▶ **KUTIPAN TEKS**:
○ ○ ○

Tim penasihat hukum para terdakwa kasus dugaan korupsi BTS 4G Kementerian Komunikasi dan Informatika (Kominfo) merespons positif langkah Kejaksaan Agung (Kejakgung) yang menetapkan Edward Hutahaean sebagai tersangka.
Pasalnya, Edward diduga menjadi makelar kasus dan mencoba memeras konsorsium penyedia BTS sehingga memicu pemberian kepada pihak lain, termasuk membiayai pengurusan perkara di Kejaksaan Agung.
"Kami mengapresiasi tindakan Kejaksaan Agung menetapkan tersangka baru yang diduga melakukan pemerasan. Semoga hakim bisa melihat ada hal-hal yang menjadi penyebab awal munculnya pemberian-pemberian kepada pihak lain," kata penasihat hukum mantan Direktur Utama Badan Aksesibilitas Telekomunikasi dan Informatika (BAKTI) Anang Achmad Latif, Jefri Moses Kam di Jakarta, Minggu (15/10).

○ ○ ○

▶ **BUTIR YANG DISEDIAKAN**:
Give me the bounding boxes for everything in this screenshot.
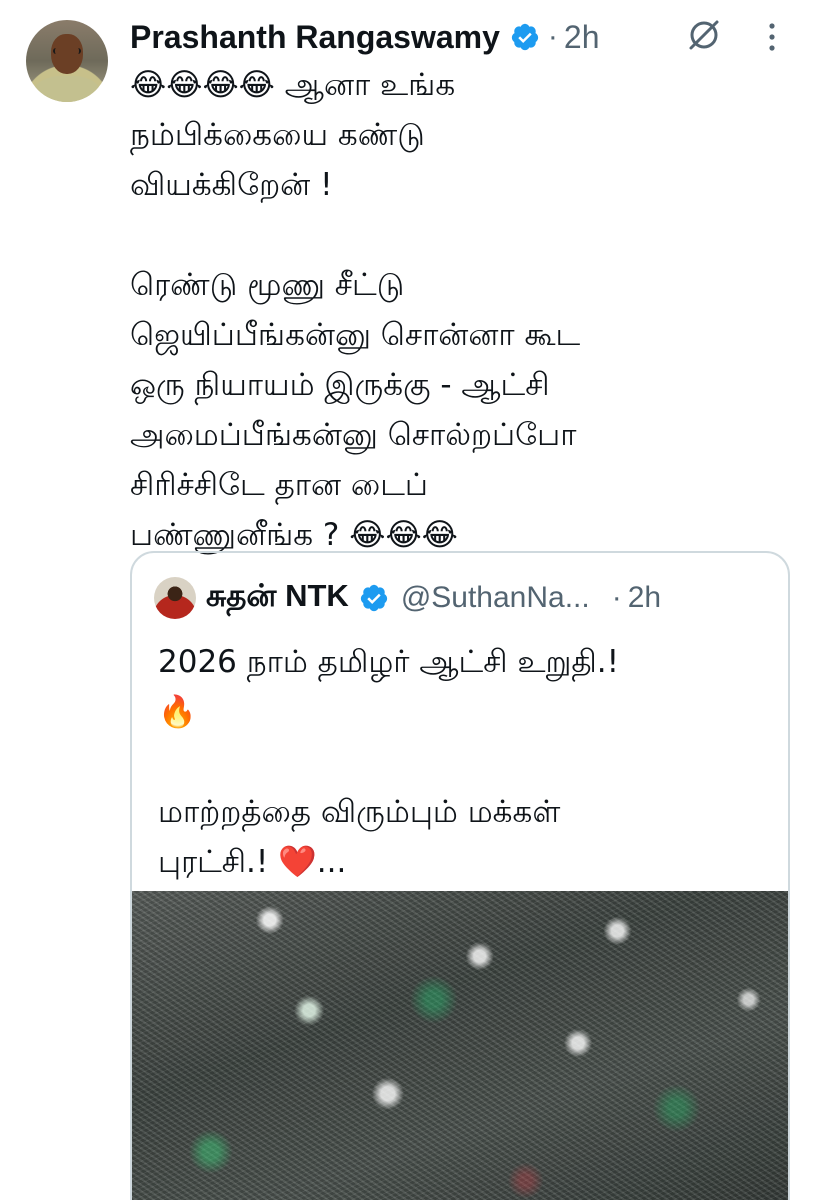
tweet-text-line: நம்பிக்கையை கண்டு bbox=[130, 117, 425, 153]
tweet-text-line: ஒரு நியாயம் இருக்கு - ஆட்சி bbox=[130, 367, 550, 403]
quoted-text-line: புரட்சி.! ❤️... bbox=[158, 844, 347, 880]
tweet-text-line: ரெண்டு மூணு சீட்டு bbox=[130, 267, 405, 303]
quoted-text-line: மாற்றத்தை விரும்பும் மக்கள் bbox=[158, 794, 561, 830]
quoted-author-name: சுதன் NTK bbox=[206, 578, 349, 613]
quoted-text-line: 🔥 bbox=[158, 694, 197, 730]
quoted-tweet-time: 2h bbox=[627, 581, 662, 614]
tweet-text: 😂😂😂😂 ஆனா உங்க நம்பிக்கையை கண்டு வியக்கிற… bbox=[130, 60, 770, 560]
tweet-text-line: ஜெயிப்பீங்கன்னு சொன்னா கூட bbox=[130, 317, 581, 353]
separator-dot: · bbox=[547, 20, 558, 53]
tweet-text-line: அமைப்பீங்கன்னு சொல்றப்போ bbox=[130, 417, 577, 453]
quoted-tweet[interactable]: சுதன் NTK @SuthanNa... · 2h 2026 நாம் தம… bbox=[130, 551, 790, 1200]
quoted-tweet-header: சுதன் NTK @SuthanNa... · 2h bbox=[154, 575, 768, 621]
more-vertical-icon[interactable] bbox=[766, 22, 778, 52]
verified-badge-icon bbox=[360, 584, 387, 612]
quoted-text-line: 2026 நாம் தமிழர் ஆட்சி உறுதி.! bbox=[158, 644, 620, 680]
tweet-text-line: வியக்கிறேன் ! bbox=[130, 167, 333, 203]
tweet-text-line: 😂😂😂😂 ஆனா உங்க bbox=[130, 67, 456, 103]
crowd-photo[interactable] bbox=[132, 891, 788, 1200]
avatar-shirt bbox=[34, 76, 100, 102]
tweet-time[interactable]: 2h bbox=[564, 19, 600, 56]
avatar-face bbox=[51, 34, 83, 74]
grok-icon[interactable] bbox=[687, 18, 721, 52]
avatar-glasses bbox=[53, 48, 81, 54]
quoted-author-handle: @SuthanNa... bbox=[400, 581, 590, 614]
separator-dot: · bbox=[611, 581, 622, 614]
author-name[interactable]: Prashanth Rangaswamy bbox=[130, 19, 500, 56]
tweet[interactable]: Prashanth Rangaswamy · 2h 😂😂😂😂 ஆனா உங்க … bbox=[0, 0, 814, 1200]
quoted-author-avatar bbox=[154, 577, 196, 619]
quoted-tweet-text: 2026 நாம் தமிழர் ஆட்சி உறுதி.! 🔥 மாற்றத்… bbox=[158, 637, 768, 887]
tweet-text-line: சிரிச்சிடே தான டைப் bbox=[130, 467, 428, 503]
verified-badge-icon[interactable] bbox=[510, 22, 540, 52]
author-avatar[interactable] bbox=[26, 20, 108, 102]
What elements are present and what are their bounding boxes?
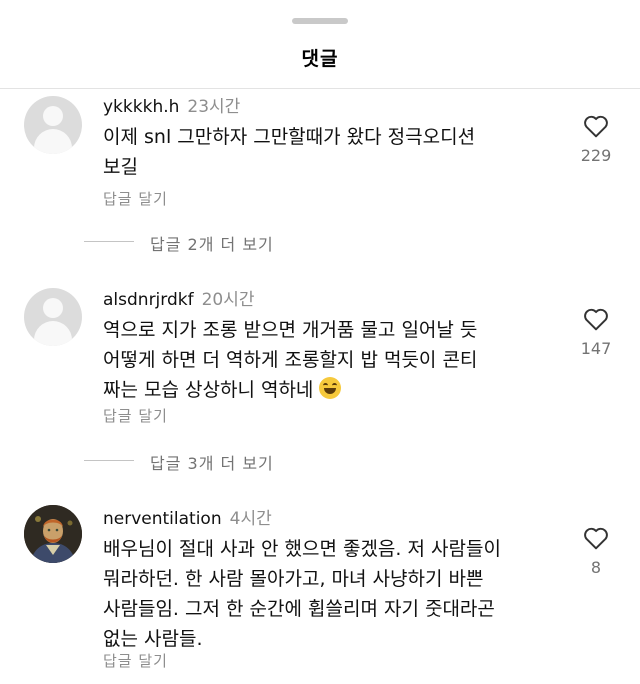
reply-button[interactable]: 답글 달기: [103, 188, 168, 209]
comment-time: 23시간: [187, 97, 241, 117]
comment-username[interactable]: nerventilation: [103, 509, 222, 529]
comment-time: 4시간: [229, 509, 272, 529]
comment-line: 짜는 모습 상상하니 역하네: [103, 375, 543, 405]
like-button[interactable]: 229: [570, 114, 622, 165]
comment-username[interactable]: alsdnrjrdkf: [103, 290, 194, 310]
like-count: 229: [580, 146, 612, 165]
reply-button[interactable]: 답글 달기: [103, 650, 168, 671]
comment-line: 배우님이 절대 사과 안 했으면 좋겠음. 저 사람들이: [103, 538, 501, 560]
comment-text: 역으로 지가 조롱 받으면 개거품 물고 일어날 듯 어떻게 하면 더 역하게 …: [103, 315, 543, 405]
comment-text: 배우님이 절대 사과 안 했으면 좋겠음. 저 사람들이 뭐라하던. 한 사람 …: [103, 534, 543, 654]
comment-line: 이제 snl 그만하자 그만할때가 왔다 정극오디션: [103, 126, 476, 148]
heart-outline-icon: [584, 308, 608, 331]
comment-line: 어떻게 하면 더 역하게 조롱할지 밥 먹듯이 콘티: [103, 349, 478, 371]
comment-username[interactable]: ykkkkh.h: [103, 97, 179, 117]
painting-portrait-avatar: [24, 505, 82, 563]
comment-line: 사람들임. 그저 한 순간에 휩쓸리며 자기 줏대라곤: [103, 598, 495, 620]
like-count: 8: [590, 558, 602, 577]
header-divider: [0, 88, 640, 89]
comment-line: 뭐라하던. 한 사람 몰아가고, 마녀 사냥하기 바쁜: [103, 568, 484, 590]
comment-text: 이제 snl 그만하자 그만할때가 왔다 정극오디션 보길: [103, 122, 543, 182]
heart-outline-icon: [584, 527, 608, 550]
heart-outline-icon: [584, 115, 608, 138]
like-button[interactable]: 8: [570, 526, 622, 577]
sheet-title: 댓글: [301, 48, 339, 70]
comment-line: 역으로 지가 조롱 받으면 개거품 물고 일어날 듯: [103, 319, 478, 341]
comment-line: 보길: [103, 156, 138, 178]
view-replies-label: 답글 2개 더 보기: [150, 235, 274, 254]
avatar[interactable]: [24, 96, 82, 154]
comment-time: 20시간: [201, 290, 255, 310]
comment-item: alsdnrjrdkf 20시간 역으로 지가 조롱 받으면 개거품 물고 일어날…: [0, 285, 640, 475]
sheet-handle[interactable]: [292, 18, 348, 24]
avatar[interactable]: [24, 288, 82, 346]
like-button[interactable]: 147: [570, 307, 622, 358]
reply-button[interactable]: 답글 달기: [103, 405, 168, 426]
comment-meta: nerventilation 4시간: [103, 504, 272, 529]
comment-line: 없는 사람들.: [103, 628, 203, 650]
like-count: 147: [580, 339, 612, 358]
comment-meta: ykkkkh.h 23시간: [103, 92, 240, 117]
view-replies-label: 답글 3개 더 보기: [150, 454, 274, 473]
avatar[interactable]: [24, 505, 82, 563]
grinning-sweat-emoji-icon: [319, 377, 342, 399]
comment-item: nerventilation 4시간 배우님이 절대 사과 안 했으면 좋겠음. …: [0, 504, 640, 684]
comment-item: ykkkkh.h 23시간 이제 snl 그만하자 그만할때가 왔다 정극오디션 …: [0, 92, 640, 262]
comment-meta: alsdnrjrdkf 20시간: [103, 285, 255, 310]
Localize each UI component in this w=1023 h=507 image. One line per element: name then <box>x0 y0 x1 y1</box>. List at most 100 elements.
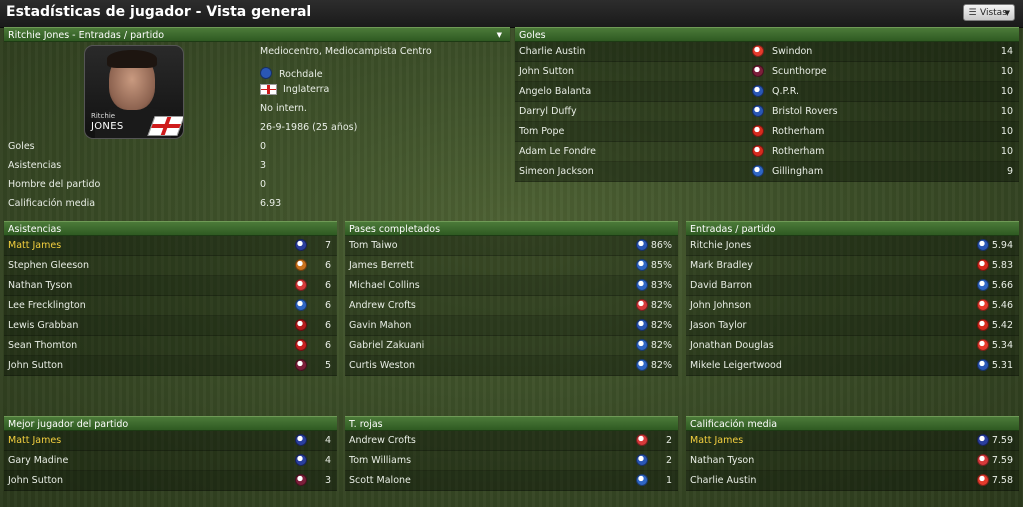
goals-panel: Goles Charlie Austin Swindon 14 John Sutton… <box>515 27 1019 182</box>
player-name[interactable]: David Barron <box>690 276 752 295</box>
player-name[interactable]: Michael Collins <box>349 276 420 295</box>
player-name[interactable]: Sean Thomton <box>8 336 77 355</box>
player-name[interactable]: Nathan Tyson <box>8 276 72 295</box>
player-name[interactable]: John Sutton <box>519 62 574 81</box>
player-name[interactable]: Andrew Crofts <box>349 296 416 315</box>
list-item[interactable]: Tom Taiwo 86% <box>345 236 678 256</box>
list-icon: ☰ <box>968 8 977 18</box>
player-name[interactable]: Scott Malone <box>349 471 411 490</box>
player-name[interactable]: Charlie Austin <box>690 471 756 490</box>
list-item[interactable]: Nathan Tyson 7.59 <box>686 451 1019 471</box>
club-name[interactable]: Bristol Rovers <box>772 102 838 121</box>
list-item[interactable]: Darryl Duffy Bristol Rovers 10 <box>515 102 1019 122</box>
list-item[interactable]: Gary Madine 4 <box>4 451 337 471</box>
list-item[interactable]: John Sutton 3 <box>4 471 337 491</box>
panel-header: Calificación media <box>686 416 1019 431</box>
list-item[interactable]: John Sutton 5 <box>4 356 337 376</box>
list-item[interactable]: Jason Taylor 5.42 <box>686 316 1019 336</box>
list-item[interactable]: David Barron 5.66 <box>686 276 1019 296</box>
list-item[interactable]: Andrew Crofts 2 <box>345 431 678 451</box>
player-name[interactable]: Curtis Weston <box>349 356 415 375</box>
player-name[interactable]: John Sutton <box>8 471 63 490</box>
chevron-down-icon: ▼ <box>1004 9 1010 17</box>
stat-value: 86% <box>650 240 672 251</box>
list-item[interactable]: Curtis Weston 82% <box>345 356 678 376</box>
club-name[interactable]: Swindon <box>772 42 812 61</box>
list-item[interactable]: Lewis Grabban 6 <box>4 316 337 336</box>
club-badge-icon <box>977 454 989 466</box>
list-item[interactable]: Andrew Crofts 82% <box>345 296 678 316</box>
player-name[interactable]: Angelo Balanta <box>519 82 591 101</box>
player-name[interactable]: Jonathan Douglas <box>690 336 774 355</box>
stat-value: 7.59 <box>991 455 1013 466</box>
player-name[interactable]: Gavin Mahon <box>349 316 411 335</box>
player-name[interactable]: Lewis Grabban <box>8 316 78 335</box>
player-name[interactable]: James Berrett <box>349 256 414 275</box>
player-name[interactable]: Darryl Duffy <box>519 102 577 121</box>
list-item[interactable]: Simeon Jackson Gillingham 9 <box>515 162 1019 182</box>
club-badge-icon <box>977 299 989 311</box>
list-item[interactable]: Adam Le Fondre Rotherham 10 <box>515 142 1019 162</box>
list-item[interactable]: Jonathan Douglas 5.34 <box>686 336 1019 356</box>
list-item[interactable]: Charlie Austin 7.58 <box>686 471 1019 491</box>
list-item[interactable]: John Sutton Scunthorpe 10 <box>515 62 1019 82</box>
player-name[interactable]: Charlie Austin <box>519 42 585 61</box>
player-name[interactable]: Matt James <box>8 236 61 255</box>
player-name[interactable]: Simeon Jackson <box>519 162 594 181</box>
stat-label: Hombre del partido <box>8 179 101 190</box>
list-item[interactable]: Gabriel Zakuani 82% <box>345 336 678 356</box>
player-name[interactable]: Andrew Crofts <box>349 431 416 450</box>
list-item[interactable]: John Johnson 5.46 <box>686 296 1019 316</box>
stat-value: 6 <box>324 320 331 331</box>
club-name[interactable]: Q.P.R. <box>772 82 799 101</box>
list-item[interactable]: Mikele Leigertwood 5.31 <box>686 356 1019 376</box>
player-name[interactable]: Mark Bradley <box>690 256 753 275</box>
player-name[interactable]: Gabriel Zakuani <box>349 336 424 355</box>
club-badge-icon <box>636 474 648 486</box>
list-item[interactable]: Angelo Balanta Q.P.R. 10 <box>515 82 1019 102</box>
list-item[interactable]: Scott Malone 1 <box>345 471 678 491</box>
club-name[interactable]: Gillingham <box>772 162 823 181</box>
list-item[interactable]: Ritchie Jones 5.94 <box>686 236 1019 256</box>
views-button[interactable]: ☰ Vistas ▼ <box>963 4 1015 21</box>
club-name[interactable]: Rotherham <box>772 142 824 161</box>
list-item[interactable]: Matt James 7 <box>4 236 337 256</box>
list-item[interactable]: Mark Bradley 5.83 <box>686 256 1019 276</box>
list-item[interactable]: Tom Williams 2 <box>345 451 678 471</box>
club-name[interactable]: Scunthorpe <box>772 62 827 81</box>
player-name[interactable]: Nathan Tyson <box>690 451 754 470</box>
player-name[interactable]: Tom Taiwo <box>349 236 398 255</box>
stat-value: 5 <box>324 360 331 371</box>
player-name[interactable]: Adam Le Fondre <box>519 142 596 161</box>
player-name[interactable]: Gary Madine <box>8 451 68 470</box>
list-item[interactable]: Tom Pope Rotherham 10 <box>515 122 1019 142</box>
list-item[interactable]: Matt James 7.59 <box>686 431 1019 451</box>
player-name[interactable]: Stephen Gleeson <box>8 256 89 275</box>
list-item[interactable]: Michael Collins 83% <box>345 276 678 296</box>
stat-value: 10 <box>1000 106 1013 117</box>
player-name[interactable]: Mikele Leigertwood <box>690 356 782 375</box>
list-item[interactable]: Matt James 4 <box>4 431 337 451</box>
list-item[interactable]: James Berrett 85% <box>345 256 678 276</box>
player-name[interactable]: John Johnson <box>690 296 751 315</box>
player-name[interactable]: Matt James <box>8 431 61 450</box>
player-selector[interactable]: Ritchie Jones - Entradas / partido ▼ <box>4 27 510 42</box>
player-name[interactable]: Tom Pope <box>519 122 564 141</box>
player-name[interactable]: Matt James <box>690 431 743 450</box>
list-item[interactable]: Lee Frecklington 6 <box>4 296 337 316</box>
player-name[interactable]: Jason Taylor <box>690 316 746 335</box>
player-name[interactable]: Ritchie Jones <box>690 236 751 255</box>
player-nation-line[interactable]: Inglaterra <box>260 84 329 95</box>
list-item[interactable]: Sean Thomton 6 <box>4 336 337 356</box>
club-badge-icon <box>977 279 989 291</box>
player-name[interactable]: John Sutton <box>8 356 63 375</box>
panel-header: Entradas / partido <box>686 221 1019 236</box>
club-name[interactable]: Rotherham <box>772 122 824 141</box>
player-club-line[interactable]: Rochdale <box>260 65 323 80</box>
list-item[interactable]: Gavin Mahon 82% <box>345 316 678 336</box>
player-name[interactable]: Tom Williams <box>349 451 411 470</box>
list-item[interactable]: Charlie Austin Swindon 14 <box>515 42 1019 62</box>
list-item[interactable]: Nathan Tyson 6 <box>4 276 337 296</box>
list-item[interactable]: Stephen Gleeson 6 <box>4 256 337 276</box>
player-name[interactable]: Lee Frecklington <box>8 296 86 315</box>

○ ○ ○

▶ **TUJUAN TUGAS 1**: Terjemahkan kalimat dari kutipan teks ini ke dalam bahasa Inggris: "Pasalnya, Edward diduga menjadi makelar kasus dan mencoba memeras konsorsium penyedia BTS sehingga memicu pemberian kepada pihak lain, termasuk membiayai pengurusan perkara di Kejaksaan Agung."
▶ **TUJUAN TUGAS 2**: Menurut kutipan teks, siapa penasihat hukum mantan Direktur Utama BAKTI Anang Achmad Latif?
▶ **TUJUAN TUGAS 3**: Ringkaslah kutipan teks dalam dua kalimat.

▶ **JAWABAN LATIHAN 1**: The reason is that Edward is suspected of acting as a case broker and attempting to extort the BTS provider consortium, thereby triggering payments to other parties, including funding the handling of the case at the Attorney General's Office.

▶ **JAWABAN LATIHAN 2**: Jefri Moses Kam.

▶ **JAWABAN LATIHAN 3**: Tim penasihat hukum para terdakwa kasus dugaan korupsi BTS 4G Kominfo merespons positif penetapan Edward Hutahaean sebagai tersangka oleh Kejaksaan Agung karena Edward diduga menjadi makelar kasus dan mencoba memeras konsorsium penyedia BTS. Jefri Moses Kam, penasihat hukum Anang Achmad Latif, mengapresiasi langkah itu dan berharap hakim bisa melihat penyebab awal munculnya pemberian-pemberian kepada pihak lain.